▸ What you will do: Scan the listing and work out how many lines contain the word "true". Nothing but the number should be given.

=== Supplied records ===

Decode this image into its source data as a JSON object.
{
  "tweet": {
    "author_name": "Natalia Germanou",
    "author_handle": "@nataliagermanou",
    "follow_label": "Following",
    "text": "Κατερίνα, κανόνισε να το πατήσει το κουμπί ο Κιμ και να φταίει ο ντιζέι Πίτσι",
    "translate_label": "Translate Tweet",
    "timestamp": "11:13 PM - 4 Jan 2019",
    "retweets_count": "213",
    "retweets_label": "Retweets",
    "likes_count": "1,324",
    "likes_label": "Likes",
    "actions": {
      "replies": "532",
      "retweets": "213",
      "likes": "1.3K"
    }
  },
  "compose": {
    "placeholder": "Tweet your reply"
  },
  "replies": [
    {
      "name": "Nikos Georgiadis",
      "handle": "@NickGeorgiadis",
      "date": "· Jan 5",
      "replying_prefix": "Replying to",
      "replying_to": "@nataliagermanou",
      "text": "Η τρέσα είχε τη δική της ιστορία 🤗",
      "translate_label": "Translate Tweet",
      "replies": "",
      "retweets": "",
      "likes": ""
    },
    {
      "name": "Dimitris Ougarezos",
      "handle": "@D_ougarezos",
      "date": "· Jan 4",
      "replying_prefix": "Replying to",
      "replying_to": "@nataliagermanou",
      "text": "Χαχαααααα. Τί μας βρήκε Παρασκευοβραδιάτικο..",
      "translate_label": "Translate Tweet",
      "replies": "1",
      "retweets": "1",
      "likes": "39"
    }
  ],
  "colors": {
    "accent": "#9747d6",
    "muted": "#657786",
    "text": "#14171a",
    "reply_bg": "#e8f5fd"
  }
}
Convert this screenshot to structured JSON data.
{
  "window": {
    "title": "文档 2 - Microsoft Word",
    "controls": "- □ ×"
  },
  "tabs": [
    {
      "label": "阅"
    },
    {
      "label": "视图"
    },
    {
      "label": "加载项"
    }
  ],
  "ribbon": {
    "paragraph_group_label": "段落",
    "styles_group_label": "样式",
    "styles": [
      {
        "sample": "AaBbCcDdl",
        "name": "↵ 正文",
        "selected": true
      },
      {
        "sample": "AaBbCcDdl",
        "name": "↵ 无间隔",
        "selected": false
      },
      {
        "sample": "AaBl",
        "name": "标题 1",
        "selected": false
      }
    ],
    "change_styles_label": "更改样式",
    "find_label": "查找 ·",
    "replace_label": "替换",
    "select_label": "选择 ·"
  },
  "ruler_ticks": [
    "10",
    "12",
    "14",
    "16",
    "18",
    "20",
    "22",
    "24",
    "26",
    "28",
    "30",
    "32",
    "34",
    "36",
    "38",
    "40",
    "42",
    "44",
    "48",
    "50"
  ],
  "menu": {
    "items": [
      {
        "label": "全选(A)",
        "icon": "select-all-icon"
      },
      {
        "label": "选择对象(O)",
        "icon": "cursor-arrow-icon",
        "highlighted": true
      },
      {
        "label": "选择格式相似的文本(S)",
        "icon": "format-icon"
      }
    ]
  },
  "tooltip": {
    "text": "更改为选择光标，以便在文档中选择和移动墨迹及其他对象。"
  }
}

===
=== Supplied records ===

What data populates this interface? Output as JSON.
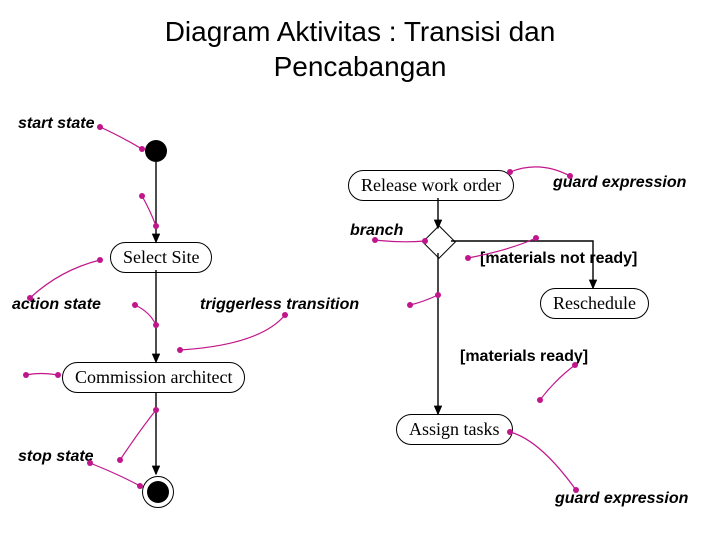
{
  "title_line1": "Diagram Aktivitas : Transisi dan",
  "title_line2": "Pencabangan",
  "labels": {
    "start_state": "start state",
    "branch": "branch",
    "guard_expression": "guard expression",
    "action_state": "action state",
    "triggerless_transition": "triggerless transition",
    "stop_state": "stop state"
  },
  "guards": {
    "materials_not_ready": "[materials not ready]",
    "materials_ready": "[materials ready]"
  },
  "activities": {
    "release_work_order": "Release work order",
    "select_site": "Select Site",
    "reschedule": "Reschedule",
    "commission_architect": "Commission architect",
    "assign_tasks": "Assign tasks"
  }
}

===
=== Supplied records ===

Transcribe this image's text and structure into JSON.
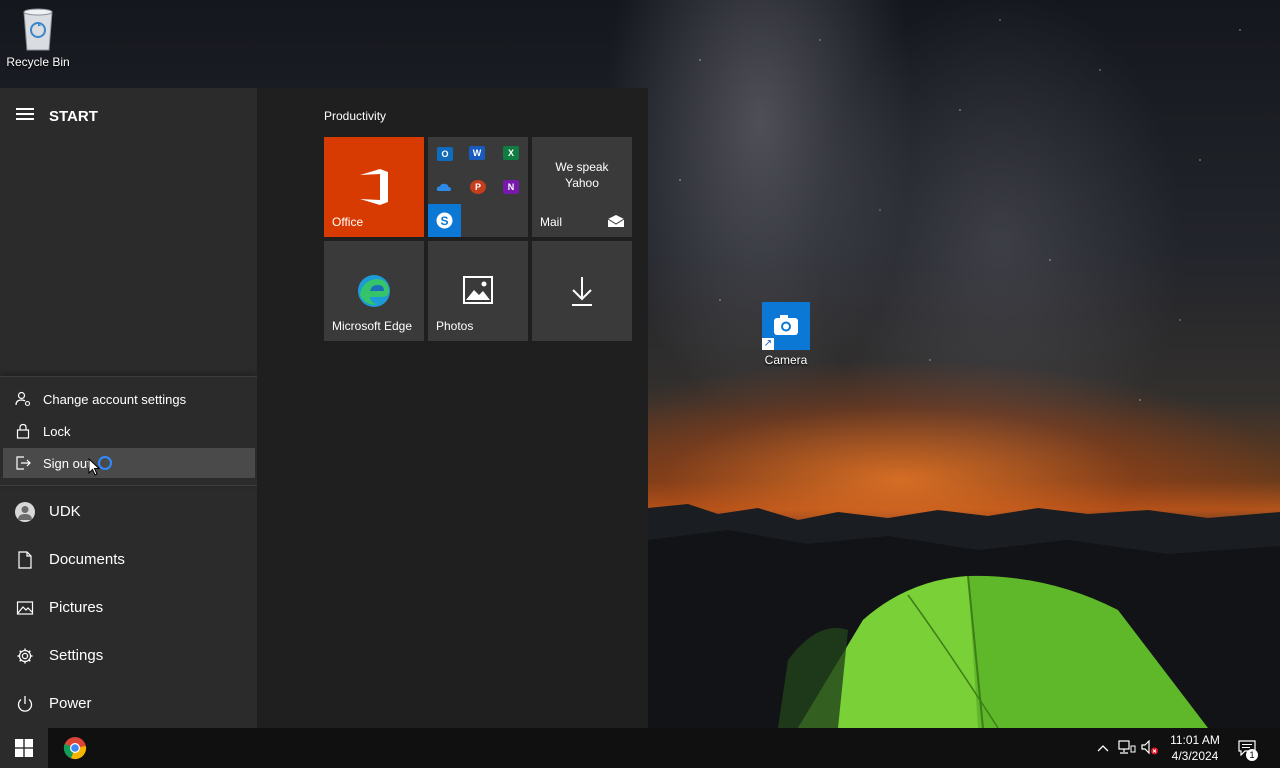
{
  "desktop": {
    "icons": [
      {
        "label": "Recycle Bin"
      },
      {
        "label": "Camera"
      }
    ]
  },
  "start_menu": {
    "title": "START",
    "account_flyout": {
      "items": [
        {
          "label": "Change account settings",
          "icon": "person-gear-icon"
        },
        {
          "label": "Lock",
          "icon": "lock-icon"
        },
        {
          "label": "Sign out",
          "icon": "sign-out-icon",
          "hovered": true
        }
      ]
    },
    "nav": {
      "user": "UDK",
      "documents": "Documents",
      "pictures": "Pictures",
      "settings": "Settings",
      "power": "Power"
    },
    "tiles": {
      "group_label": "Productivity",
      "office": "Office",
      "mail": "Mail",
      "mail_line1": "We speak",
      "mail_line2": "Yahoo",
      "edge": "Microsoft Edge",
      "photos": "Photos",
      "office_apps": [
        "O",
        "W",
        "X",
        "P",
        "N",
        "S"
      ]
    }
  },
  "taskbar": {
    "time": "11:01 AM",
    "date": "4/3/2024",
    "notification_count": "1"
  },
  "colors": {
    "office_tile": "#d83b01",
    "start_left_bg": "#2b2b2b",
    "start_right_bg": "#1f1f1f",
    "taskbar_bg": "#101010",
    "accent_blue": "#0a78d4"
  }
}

===

▸ Result of the exercise: 3